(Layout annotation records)
--------------------------------------------------
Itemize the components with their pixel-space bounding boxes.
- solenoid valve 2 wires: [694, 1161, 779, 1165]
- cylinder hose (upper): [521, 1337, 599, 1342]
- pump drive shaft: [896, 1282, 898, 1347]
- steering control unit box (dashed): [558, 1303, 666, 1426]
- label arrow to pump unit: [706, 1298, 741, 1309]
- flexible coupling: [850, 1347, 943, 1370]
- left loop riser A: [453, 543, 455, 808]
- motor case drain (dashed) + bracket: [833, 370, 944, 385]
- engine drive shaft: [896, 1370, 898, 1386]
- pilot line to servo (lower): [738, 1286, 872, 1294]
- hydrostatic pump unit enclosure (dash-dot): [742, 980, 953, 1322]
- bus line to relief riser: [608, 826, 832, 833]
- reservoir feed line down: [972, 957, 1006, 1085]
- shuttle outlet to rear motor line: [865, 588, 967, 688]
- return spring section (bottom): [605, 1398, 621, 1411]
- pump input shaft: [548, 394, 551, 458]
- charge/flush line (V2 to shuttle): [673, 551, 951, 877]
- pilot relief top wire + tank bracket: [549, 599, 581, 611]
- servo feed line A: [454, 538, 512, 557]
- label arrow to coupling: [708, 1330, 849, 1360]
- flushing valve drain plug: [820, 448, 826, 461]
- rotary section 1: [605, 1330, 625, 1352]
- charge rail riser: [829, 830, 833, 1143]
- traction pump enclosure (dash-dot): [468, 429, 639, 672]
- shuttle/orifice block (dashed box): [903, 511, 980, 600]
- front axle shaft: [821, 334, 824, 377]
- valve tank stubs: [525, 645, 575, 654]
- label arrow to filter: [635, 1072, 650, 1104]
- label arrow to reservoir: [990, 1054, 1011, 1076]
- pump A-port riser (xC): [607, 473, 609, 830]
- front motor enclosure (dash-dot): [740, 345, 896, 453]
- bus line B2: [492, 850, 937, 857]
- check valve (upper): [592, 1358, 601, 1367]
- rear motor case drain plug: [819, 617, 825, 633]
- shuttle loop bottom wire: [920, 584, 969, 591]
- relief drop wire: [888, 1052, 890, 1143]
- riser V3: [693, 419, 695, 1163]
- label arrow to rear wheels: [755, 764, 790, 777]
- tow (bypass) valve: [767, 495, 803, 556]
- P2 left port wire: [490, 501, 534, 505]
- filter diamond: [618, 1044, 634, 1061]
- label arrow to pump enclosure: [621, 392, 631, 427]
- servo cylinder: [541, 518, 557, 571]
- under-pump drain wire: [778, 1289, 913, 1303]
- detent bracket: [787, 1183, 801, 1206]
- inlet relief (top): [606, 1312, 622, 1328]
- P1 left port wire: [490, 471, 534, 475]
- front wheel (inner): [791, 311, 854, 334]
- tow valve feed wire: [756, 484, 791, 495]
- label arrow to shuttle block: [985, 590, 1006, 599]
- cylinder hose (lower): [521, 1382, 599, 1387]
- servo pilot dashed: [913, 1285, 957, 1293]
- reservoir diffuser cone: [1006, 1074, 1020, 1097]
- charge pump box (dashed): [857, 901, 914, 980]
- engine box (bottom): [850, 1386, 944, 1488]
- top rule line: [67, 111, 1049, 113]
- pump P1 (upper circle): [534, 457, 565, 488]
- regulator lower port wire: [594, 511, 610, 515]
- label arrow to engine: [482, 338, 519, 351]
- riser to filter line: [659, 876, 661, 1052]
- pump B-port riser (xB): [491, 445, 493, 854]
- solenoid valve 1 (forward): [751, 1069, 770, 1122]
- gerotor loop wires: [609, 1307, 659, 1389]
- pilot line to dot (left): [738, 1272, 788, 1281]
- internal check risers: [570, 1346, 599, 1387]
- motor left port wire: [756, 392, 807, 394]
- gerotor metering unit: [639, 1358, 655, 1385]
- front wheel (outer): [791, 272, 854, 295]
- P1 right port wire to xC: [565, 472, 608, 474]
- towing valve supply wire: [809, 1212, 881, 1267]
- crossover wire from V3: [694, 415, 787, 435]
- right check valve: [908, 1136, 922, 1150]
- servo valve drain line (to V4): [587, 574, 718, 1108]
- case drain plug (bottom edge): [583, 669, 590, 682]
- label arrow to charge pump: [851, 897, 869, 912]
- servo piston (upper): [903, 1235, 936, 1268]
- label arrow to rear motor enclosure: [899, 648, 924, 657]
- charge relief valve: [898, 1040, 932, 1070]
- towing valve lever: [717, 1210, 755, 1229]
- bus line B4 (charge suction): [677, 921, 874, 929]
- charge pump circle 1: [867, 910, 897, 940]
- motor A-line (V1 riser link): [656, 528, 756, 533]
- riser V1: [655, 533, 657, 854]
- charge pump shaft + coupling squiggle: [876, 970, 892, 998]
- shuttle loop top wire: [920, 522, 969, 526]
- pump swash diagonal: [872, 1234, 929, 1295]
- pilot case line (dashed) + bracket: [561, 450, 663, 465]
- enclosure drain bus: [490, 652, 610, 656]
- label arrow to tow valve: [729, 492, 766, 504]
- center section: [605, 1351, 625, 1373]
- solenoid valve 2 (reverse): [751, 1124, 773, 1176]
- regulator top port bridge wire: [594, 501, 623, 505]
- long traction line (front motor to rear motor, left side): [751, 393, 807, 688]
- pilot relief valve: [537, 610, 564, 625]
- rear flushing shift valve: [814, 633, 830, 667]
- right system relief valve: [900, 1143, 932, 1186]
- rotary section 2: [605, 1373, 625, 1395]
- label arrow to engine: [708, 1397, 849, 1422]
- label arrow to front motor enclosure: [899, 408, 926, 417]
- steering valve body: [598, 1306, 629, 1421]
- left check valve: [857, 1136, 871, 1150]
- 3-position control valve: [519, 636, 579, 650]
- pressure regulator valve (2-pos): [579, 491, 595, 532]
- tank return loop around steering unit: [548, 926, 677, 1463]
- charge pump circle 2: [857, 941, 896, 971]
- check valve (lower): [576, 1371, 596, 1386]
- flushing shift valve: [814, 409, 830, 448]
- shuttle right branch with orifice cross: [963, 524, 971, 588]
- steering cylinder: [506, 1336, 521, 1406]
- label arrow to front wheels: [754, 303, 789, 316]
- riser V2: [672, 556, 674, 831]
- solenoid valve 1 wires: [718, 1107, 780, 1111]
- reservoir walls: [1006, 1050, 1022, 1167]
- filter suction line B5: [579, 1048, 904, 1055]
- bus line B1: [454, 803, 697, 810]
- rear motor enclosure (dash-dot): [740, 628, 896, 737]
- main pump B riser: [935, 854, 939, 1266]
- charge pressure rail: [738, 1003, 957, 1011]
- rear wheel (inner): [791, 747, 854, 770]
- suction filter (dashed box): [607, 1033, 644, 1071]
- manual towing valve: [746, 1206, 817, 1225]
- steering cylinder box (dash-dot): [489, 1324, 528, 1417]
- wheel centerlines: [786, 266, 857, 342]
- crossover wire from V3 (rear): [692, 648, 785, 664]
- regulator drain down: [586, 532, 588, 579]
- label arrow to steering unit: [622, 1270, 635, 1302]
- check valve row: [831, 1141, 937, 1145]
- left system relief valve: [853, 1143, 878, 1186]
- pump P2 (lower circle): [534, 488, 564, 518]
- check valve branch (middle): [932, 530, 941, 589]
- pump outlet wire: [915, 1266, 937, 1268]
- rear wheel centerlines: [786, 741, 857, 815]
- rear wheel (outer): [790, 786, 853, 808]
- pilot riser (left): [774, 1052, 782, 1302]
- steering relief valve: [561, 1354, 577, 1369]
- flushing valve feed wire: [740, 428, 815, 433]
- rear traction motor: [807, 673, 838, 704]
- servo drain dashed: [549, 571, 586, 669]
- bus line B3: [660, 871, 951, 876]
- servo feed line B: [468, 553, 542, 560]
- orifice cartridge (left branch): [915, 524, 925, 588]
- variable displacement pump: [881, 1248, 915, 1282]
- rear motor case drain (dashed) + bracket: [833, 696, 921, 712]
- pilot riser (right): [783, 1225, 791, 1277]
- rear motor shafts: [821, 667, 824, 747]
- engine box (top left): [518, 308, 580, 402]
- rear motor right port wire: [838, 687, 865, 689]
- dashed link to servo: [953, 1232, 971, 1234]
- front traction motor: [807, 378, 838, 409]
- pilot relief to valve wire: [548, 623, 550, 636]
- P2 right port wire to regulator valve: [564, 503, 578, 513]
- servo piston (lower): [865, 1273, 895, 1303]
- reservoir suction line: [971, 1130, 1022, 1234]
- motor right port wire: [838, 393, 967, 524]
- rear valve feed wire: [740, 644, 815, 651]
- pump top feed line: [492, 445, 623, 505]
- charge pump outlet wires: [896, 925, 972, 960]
--------------------------------------------------
EXERCISE DIRECTIONS >>
Convert the records into a JSON list of strings with one string per line and no blank lines. Start at the first line of the records and end with the line containing "- label arrow to pump unit: [706, 1298, 741, 1309]".

RESULT FOR THIS TASK >>
[
  "Itemize the components with their pixel-space bounding boxes.",
  "- solenoid valve 2 wires: [694, 1161, 779, 1165]",
  "- cylinder hose (upper): [521, 1337, 599, 1342]",
  "- pump drive shaft: [896, 1282, 898, 1347]",
  "- steering control unit box (dashed): [558, 1303, 666, 1426]",
  "- label arrow to pump unit: [706, 1298, 741, 1309]"
]